#### Task brief
Format the records from the start through the line containing "33, 354, 42]" as a numbered list, omitting any blank lines.

#### Input records

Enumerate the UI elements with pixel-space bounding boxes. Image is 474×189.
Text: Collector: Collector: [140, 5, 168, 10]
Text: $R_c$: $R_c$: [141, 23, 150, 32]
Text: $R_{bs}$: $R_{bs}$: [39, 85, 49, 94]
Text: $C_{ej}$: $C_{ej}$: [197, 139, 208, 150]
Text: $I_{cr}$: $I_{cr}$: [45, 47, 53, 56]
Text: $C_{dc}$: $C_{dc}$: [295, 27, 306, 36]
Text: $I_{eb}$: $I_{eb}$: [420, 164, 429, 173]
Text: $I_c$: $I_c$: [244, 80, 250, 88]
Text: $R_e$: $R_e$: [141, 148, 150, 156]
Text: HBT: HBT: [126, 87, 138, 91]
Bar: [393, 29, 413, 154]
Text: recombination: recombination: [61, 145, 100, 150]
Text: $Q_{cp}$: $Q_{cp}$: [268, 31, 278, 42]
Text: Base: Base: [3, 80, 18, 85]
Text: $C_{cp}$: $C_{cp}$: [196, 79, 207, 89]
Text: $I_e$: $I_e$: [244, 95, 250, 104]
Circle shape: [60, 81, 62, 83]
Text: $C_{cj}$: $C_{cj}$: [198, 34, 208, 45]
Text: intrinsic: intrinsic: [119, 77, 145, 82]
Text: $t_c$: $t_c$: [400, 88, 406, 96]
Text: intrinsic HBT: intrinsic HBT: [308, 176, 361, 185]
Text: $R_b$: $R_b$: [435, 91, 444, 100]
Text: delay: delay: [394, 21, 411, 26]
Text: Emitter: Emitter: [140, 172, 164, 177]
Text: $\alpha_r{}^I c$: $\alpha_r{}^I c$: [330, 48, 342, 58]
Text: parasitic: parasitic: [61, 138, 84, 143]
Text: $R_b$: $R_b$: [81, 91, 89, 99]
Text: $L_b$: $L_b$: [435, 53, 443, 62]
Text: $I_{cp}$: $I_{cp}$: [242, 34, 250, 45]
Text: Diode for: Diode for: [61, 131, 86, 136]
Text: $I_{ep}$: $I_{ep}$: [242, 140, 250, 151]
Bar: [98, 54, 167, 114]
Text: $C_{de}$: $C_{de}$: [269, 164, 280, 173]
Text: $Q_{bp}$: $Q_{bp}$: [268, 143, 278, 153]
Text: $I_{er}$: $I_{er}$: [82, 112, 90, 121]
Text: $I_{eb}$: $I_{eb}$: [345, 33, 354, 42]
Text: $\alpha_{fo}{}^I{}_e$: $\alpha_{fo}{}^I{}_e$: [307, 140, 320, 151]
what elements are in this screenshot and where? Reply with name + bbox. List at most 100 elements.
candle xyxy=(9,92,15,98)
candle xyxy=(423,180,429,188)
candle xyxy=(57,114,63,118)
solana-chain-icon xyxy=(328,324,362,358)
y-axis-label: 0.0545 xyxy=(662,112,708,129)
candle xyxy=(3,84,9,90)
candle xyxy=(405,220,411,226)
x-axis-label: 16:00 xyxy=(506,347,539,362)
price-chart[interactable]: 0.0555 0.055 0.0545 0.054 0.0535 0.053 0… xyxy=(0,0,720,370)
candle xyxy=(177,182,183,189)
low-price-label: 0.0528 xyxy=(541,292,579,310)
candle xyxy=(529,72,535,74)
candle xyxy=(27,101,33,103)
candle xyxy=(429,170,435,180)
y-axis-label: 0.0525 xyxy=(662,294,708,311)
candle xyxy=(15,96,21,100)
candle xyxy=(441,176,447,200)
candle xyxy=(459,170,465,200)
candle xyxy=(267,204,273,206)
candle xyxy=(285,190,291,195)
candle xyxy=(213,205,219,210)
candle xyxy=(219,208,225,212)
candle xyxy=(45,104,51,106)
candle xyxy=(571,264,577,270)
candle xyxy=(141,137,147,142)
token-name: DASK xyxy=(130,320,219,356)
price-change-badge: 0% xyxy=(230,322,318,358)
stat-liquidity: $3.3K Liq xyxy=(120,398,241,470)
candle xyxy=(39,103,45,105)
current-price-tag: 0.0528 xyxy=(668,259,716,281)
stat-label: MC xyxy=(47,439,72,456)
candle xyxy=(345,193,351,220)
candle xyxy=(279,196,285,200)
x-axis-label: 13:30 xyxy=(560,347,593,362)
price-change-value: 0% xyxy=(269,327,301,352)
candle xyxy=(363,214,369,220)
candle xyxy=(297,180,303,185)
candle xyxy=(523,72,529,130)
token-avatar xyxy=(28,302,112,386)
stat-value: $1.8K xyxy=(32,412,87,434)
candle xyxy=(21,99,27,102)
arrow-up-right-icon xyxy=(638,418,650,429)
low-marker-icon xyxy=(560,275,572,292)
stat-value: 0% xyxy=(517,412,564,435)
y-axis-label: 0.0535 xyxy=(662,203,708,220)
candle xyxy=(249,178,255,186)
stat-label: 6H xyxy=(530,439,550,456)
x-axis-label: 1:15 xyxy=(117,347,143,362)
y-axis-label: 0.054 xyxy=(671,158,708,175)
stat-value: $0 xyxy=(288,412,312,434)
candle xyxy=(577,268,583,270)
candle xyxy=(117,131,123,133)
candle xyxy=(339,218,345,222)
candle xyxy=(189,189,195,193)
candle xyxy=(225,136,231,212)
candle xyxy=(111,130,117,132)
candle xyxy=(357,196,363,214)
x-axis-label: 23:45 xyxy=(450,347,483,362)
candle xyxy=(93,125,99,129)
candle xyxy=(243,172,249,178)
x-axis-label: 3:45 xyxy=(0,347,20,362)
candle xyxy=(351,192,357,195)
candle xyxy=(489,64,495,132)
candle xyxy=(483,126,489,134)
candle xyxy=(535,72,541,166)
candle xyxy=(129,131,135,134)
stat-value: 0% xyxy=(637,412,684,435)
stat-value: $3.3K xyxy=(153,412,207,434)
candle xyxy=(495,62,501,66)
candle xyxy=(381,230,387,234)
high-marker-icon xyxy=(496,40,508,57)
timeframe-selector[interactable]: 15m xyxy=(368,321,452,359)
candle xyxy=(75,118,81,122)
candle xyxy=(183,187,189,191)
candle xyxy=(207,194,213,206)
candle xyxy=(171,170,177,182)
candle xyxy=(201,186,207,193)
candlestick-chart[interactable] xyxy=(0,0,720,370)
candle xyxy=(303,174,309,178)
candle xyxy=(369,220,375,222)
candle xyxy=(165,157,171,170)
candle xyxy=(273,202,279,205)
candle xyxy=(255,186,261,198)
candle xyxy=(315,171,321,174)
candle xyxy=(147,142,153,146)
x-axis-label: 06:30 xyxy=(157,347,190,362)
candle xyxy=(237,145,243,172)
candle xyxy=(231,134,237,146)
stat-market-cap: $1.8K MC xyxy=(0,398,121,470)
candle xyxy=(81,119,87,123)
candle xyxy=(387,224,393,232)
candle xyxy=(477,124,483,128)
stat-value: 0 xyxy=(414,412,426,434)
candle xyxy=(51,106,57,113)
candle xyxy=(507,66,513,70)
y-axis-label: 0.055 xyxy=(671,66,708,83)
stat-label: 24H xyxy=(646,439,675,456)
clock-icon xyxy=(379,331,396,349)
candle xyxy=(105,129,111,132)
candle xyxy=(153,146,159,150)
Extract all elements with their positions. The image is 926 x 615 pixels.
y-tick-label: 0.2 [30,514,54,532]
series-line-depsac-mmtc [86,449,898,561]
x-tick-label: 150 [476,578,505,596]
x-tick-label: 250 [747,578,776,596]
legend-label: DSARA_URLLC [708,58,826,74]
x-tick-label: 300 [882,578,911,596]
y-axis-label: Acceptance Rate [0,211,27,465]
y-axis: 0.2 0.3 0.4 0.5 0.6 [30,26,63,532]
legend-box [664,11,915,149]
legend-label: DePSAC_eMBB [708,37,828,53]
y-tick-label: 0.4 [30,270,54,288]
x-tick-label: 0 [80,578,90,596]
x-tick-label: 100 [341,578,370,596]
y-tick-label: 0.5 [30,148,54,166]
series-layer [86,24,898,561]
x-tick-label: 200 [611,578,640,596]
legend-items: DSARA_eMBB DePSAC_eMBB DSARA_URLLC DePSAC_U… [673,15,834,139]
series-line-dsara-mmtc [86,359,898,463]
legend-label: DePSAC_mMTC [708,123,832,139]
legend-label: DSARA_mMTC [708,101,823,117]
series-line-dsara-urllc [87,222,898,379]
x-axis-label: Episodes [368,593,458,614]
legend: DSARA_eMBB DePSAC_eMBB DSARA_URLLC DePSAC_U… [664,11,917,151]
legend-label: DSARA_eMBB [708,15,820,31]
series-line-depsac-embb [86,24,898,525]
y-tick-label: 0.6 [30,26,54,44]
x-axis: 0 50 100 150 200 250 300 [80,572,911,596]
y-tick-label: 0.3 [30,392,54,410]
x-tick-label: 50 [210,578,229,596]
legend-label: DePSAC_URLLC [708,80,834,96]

########

#### Solution for this task
1. Enumerate the UI elements with pixel-space bounding boxes. Image is 474×189.
2. Text: Collector: Collector: [140, 5, 168, 10]
3. Text: $R_c$: $R_c$: [141, 23, 150, 32]
4. Text: $R_{bs}$: $R_{bs}$: [39, 85, 49, 94]
5. Text: $C_{ej}$: $C_{ej}$: [197, 139, 208, 150]
6. Text: $I_{cr}$: $I_{cr}$: [45, 47, 53, 56]
7. Text: $C_{dc}$: $C_{dc}$: [295, 27, 306, 36]
8. Text: $I_{eb}$: $I_{eb}$: [420, 164, 429, 173]
9. Text: $I_c$: $I_c$: [244, 80, 250, 88]
10. Text: $R_e$: $R_e$: [141, 148, 150, 156]
11. Text: HBT: HBT: [126, 87, 138, 91]
12. Bar: [393, 29, 413, 154]
13. Text: recombination: recombination: [61, 145, 100, 150]
14. Text: $Q_{cp}$: $Q_{cp}$: [268, 31, 278, 42]
15. Text: Base: Base: [3, 80, 18, 85]
16. Text: $C_{cp}$: $C_{cp}$: [196, 79, 207, 89]
17. Text: $I_e$: $I_e$: [244, 95, 250, 104]
18. Circle shape: [60, 81, 62, 83]
19. Text: $C_{cj}$: $C_{cj}$: [198, 34, 208, 45]
20. Text: intrinsic: intrinsic: [119, 77, 145, 82]
21. Text: $t_c$: $t_c$: [400, 88, 406, 96]
22. Text: intrinsic HBT: intrinsic HBT: [308, 176, 361, 185]
23. Text: $R_b$: $R_b$: [435, 91, 444, 100]
24. Text: delay: delay: [394, 21, 411, 26]
25. Text: Emitter: Emitter: [140, 172, 164, 177]
26. Text: $\alpha_r{}^I c$: $\alpha_r{}^I c$: [330, 48, 342, 58]
27. Text: parasitic: parasitic: [61, 138, 84, 143]
28. Text: $R_b$: $R_b$: [81, 91, 89, 99]
29. Text: $L_b$: $L_b$: [435, 53, 443, 62]
30. Text: $I_{cp}$: $I_{cp}$: [242, 34, 250, 45]
31. Text: Diode for: Diode for: [61, 131, 86, 136]
32. Text: $I_{ep}$: $I_{ep}$: [242, 140, 250, 151]
33. Bar: [98, 54, 167, 114]
34. Text: $C_{de}$: $C_{de}$: [269, 164, 280, 173]
35. Text: $Q_{bp}$: $Q_{bp}$: [268, 143, 278, 153]
36. Text: $I_{er}$: $I_{er}$: [82, 112, 90, 121]
37. Text: $I_{eb}$: $I_{eb}$: [345, 33, 354, 42]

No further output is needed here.